Output the records exactly, every one of them.

++++

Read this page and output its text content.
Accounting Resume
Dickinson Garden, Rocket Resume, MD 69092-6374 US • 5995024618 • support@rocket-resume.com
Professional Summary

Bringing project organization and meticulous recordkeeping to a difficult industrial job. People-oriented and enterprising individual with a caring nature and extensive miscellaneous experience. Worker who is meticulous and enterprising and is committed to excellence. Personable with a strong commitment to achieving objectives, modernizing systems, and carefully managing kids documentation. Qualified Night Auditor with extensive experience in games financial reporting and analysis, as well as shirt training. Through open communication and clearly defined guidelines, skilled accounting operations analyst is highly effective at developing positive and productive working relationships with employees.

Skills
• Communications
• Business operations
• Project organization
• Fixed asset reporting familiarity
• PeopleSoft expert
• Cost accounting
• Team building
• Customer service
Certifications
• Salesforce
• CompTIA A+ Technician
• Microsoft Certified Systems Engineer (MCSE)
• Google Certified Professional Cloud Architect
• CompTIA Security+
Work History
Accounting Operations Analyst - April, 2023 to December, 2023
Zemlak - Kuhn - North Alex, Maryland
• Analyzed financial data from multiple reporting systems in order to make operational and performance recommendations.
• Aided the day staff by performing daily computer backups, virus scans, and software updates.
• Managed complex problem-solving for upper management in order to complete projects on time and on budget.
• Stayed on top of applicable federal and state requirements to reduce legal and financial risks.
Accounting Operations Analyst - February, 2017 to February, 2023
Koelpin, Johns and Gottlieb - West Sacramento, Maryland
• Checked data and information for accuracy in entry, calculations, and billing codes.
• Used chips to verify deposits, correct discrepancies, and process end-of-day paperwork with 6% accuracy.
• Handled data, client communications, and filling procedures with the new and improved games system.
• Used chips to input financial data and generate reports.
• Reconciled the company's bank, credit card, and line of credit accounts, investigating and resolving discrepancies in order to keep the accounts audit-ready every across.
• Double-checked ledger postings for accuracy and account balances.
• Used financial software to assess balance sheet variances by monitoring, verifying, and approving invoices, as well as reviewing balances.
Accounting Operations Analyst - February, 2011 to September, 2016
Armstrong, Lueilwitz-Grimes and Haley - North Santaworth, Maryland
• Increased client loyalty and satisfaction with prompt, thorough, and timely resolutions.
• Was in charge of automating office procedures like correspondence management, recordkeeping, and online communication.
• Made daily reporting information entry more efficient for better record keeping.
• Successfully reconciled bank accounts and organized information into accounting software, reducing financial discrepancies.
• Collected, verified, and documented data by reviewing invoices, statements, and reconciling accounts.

++++

## TASK RESPONSE
Read this page and output its text content.
Accounting Resume
Dickinson Garden, Rocket Resume, MD 69092-6374 US • 5995024618 • support@rocket-resume.com
Professional Summary

Bringing project organization and meticulous recordkeeping to a difficult industrial job. People-oriented and enterprising individual with a caring nature and extensive miscellaneous experience. Worker who is meticulous and enterprising and is committed to excellence. Personable with a strong commitment to achieving objectives, modernizing systems, and carefully managing kids documentation. Qualified Night Auditor with extensive experience in games financial reporting and analysis, as well as shirt training. Through open communication and clearly defined guidelines, skilled accounting operations analyst is highly effective at developing positive and productive working relationships with employees.

Skills
• Communications
• Business operations
• Project organization
• Fixed asset reporting familiarity
• PeopleSoft expert
• Cost accounting
• Team building
• Customer service
Certifications
• Salesforce
• CompTIA A+ Technician
• Microsoft Certified Systems Engineer (MCSE)
• Google Certified Professional Cloud Architect
• CompTIA Security+
Work History
Accounting Operations Analyst - April, 2023 to December, 2023
Zemlak - Kuhn - North Alex, Maryland
• Analyzed financial data from multiple reporting systems in order to make operational and performance recommendations.
• Aided the day staff by performing daily computer backups, virus scans, and software updates.
• Managed complex problem-solving for upper management in order to complete projects on time and on budget.
• Stayed on top of applicable federal and state requirements to reduce legal and financial risks.
Accounting Operations Analyst - February, 2017 to February, 2023
Koelpin, Johns and Gottlieb - West Sacramento, Maryland
• Checked data and information for accuracy in entry, calculations, and billing codes.
• Used chips to verify deposits, correct discrepancies, and process end-of-day paperwork with 6% accuracy.
• Handled data, client communications, and filling procedures with the new and improved games system.
• Used chips to input financial data and generate reports.
• Reconciled the company's bank, credit card, and line of credit accounts, investigating and resolving discrepancies in order to keep the accounts audit-ready every across.
• Double-checked ledger postings for accuracy and account balances.
• Used financial software to assess balance sheet variances by monitoring, verifying, and approving invoices, as well as reviewing balances.
Accounting Operations Analyst - February, 2011 to September, 2016
Armstrong, Lueilwitz-Grimes and Haley - North Santaworth, Maryland
• Increased client loyalty and satisfaction with prompt, thorough, and timely resolutions.
• Was in charge of automating office procedures like correspondence management, recordkeeping, and online communication.
• Made daily reporting information entry more efficient for better record keeping.
• Successfully reconciled bank accounts and organized information into accounting software, reducing financial discrepancies.
• Collected, verified, and documented data by reviewing invoices, statements, and reconciling accounts.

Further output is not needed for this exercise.